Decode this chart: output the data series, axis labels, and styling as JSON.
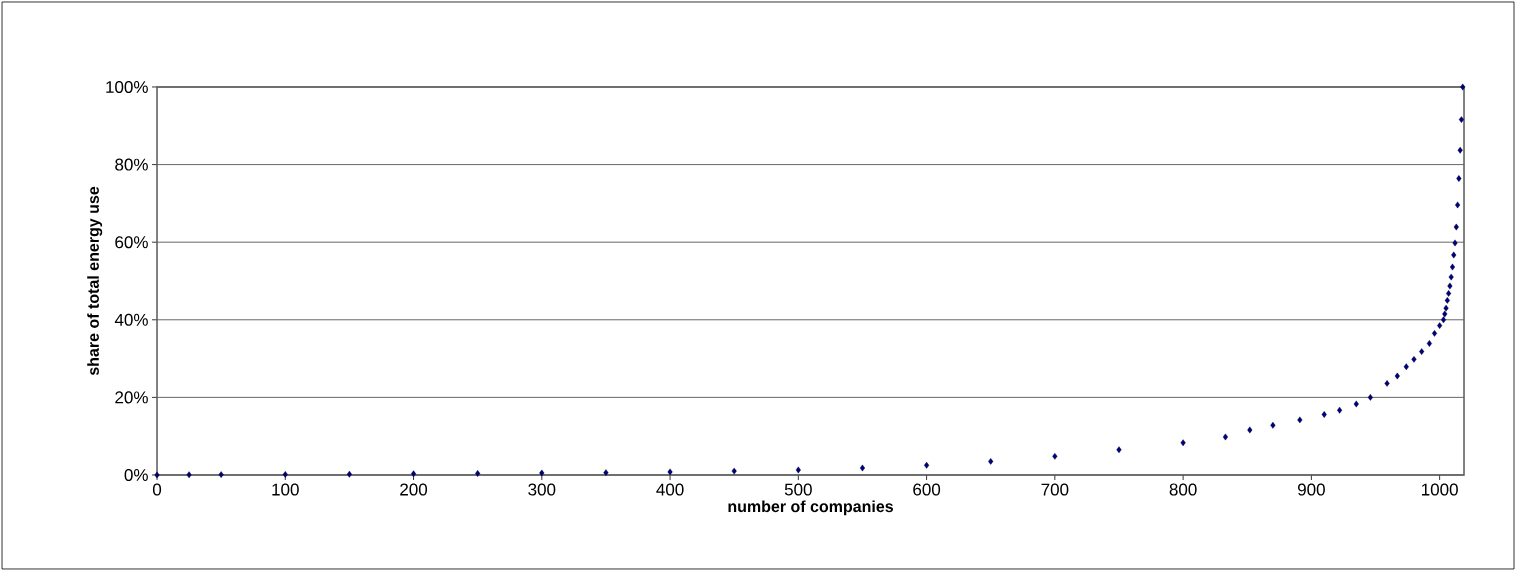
{
  "chart_data": {
    "type": "scatter",
    "xlabel": "number of companies",
    "ylabel": "share of total energy use",
    "marker": "diamond",
    "grid": "y",
    "xlim": [
      0,
      1019
    ],
    "ylim": [
      0,
      100
    ],
    "xticks": [
      0,
      100,
      200,
      300,
      400,
      500,
      600,
      700,
      800,
      900,
      1000
    ],
    "yticks": [
      {
        "value": 0,
        "label": "0%"
      },
      {
        "value": 20,
        "label": "20%"
      },
      {
        "value": 40,
        "label": "40%"
      },
      {
        "value": 60,
        "label": "60%"
      },
      {
        "value": 80,
        "label": "80%"
      },
      {
        "value": 100,
        "label": "100%"
      }
    ],
    "series": [
      {
        "color": "#000080",
        "x": [
          0,
          25,
          50,
          100,
          150,
          200,
          250,
          300,
          350,
          400,
          450,
          500,
          550,
          600,
          650,
          700,
          750,
          800,
          833,
          852,
          870,
          891,
          910,
          922,
          935,
          946,
          959,
          967,
          974,
          980,
          986,
          992,
          996,
          1000,
          1003,
          1004,
          1005,
          1006,
          1007,
          1008,
          1009,
          1010,
          1011,
          1012,
          1013,
          1014,
          1015,
          1016,
          1017,
          1018
        ],
        "values": [
          0,
          0.05,
          0.1,
          0.15,
          0.2,
          0.3,
          0.4,
          0.5,
          0.6,
          0.8,
          1.0,
          1.3,
          1.8,
          2.5,
          3.5,
          4.8,
          6.5,
          8.3,
          9.8,
          11.6,
          12.8,
          14.2,
          15.6,
          16.7,
          18.3,
          20,
          23.6,
          25.5,
          27.9,
          29.8,
          31.8,
          33.9,
          36.5,
          38.5,
          40,
          41.5,
          43,
          45,
          46.8,
          48.7,
          51.0,
          53.6,
          56.7,
          59.8,
          63.9,
          69.6,
          76.4,
          83.7,
          91.6,
          100
        ]
      }
    ]
  }
}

..............................

TASK DETAILS:
Go back to the records above and write them out exactly, without the pictures.

COMPLETE RESPONSE:
Decode this chart: output the data series, axis labels, and styling as JSON.
{
  "chart_data": {
    "type": "scatter",
    "xlabel": "number of companies",
    "ylabel": "share of total energy use",
    "marker": "diamond",
    "grid": "y",
    "xlim": [
      0,
      1019
    ],
    "ylim": [
      0,
      100
    ],
    "xticks": [
      0,
      100,
      200,
      300,
      400,
      500,
      600,
      700,
      800,
      900,
      1000
    ],
    "yticks": [
      {
        "value": 0,
        "label": "0%"
      },
      {
        "value": 20,
        "label": "20%"
      },
      {
        "value": 40,
        "label": "40%"
      },
      {
        "value": 60,
        "label": "60%"
      },
      {
        "value": 80,
        "label": "80%"
      },
      {
        "value": 100,
        "label": "100%"
      }
    ],
    "series": [
      {
        "color": "#000080",
        "x": [
          0,
          25,
          50,
          100,
          150,
          200,
          250,
          300,
          350,
          400,
          450,
          500,
          550,
          600,
          650,
          700,
          750,
          800,
          833,
          852,
          870,
          891,
          910,
          922,
          935,
          946,
          959,
          967,
          974,
          980,
          986,
          992,
          996,
          1000,
          1003,
          1004,
          1005,
          1006,
          1007,
          1008,
          1009,
          1010,
          1011,
          1012,
          1013,
          1014,
          1015,
          1016,
          1017,
          1018
        ],
        "values": [
          0,
          0.05,
          0.1,
          0.15,
          0.2,
          0.3,
          0.4,
          0.5,
          0.6,
          0.8,
          1.0,
          1.3,
          1.8,
          2.5,
          3.5,
          4.8,
          6.5,
          8.3,
          9.8,
          11.6,
          12.8,
          14.2,
          15.6,
          16.7,
          18.3,
          20,
          23.6,
          25.5,
          27.9,
          29.8,
          31.8,
          33.9,
          36.5,
          38.5,
          40,
          41.5,
          43,
          45,
          46.8,
          48.7,
          51.0,
          53.6,
          56.7,
          59.8,
          63.9,
          69.6,
          76.4,
          83.7,
          91.6,
          100
        ]
      }
    ]
  }
}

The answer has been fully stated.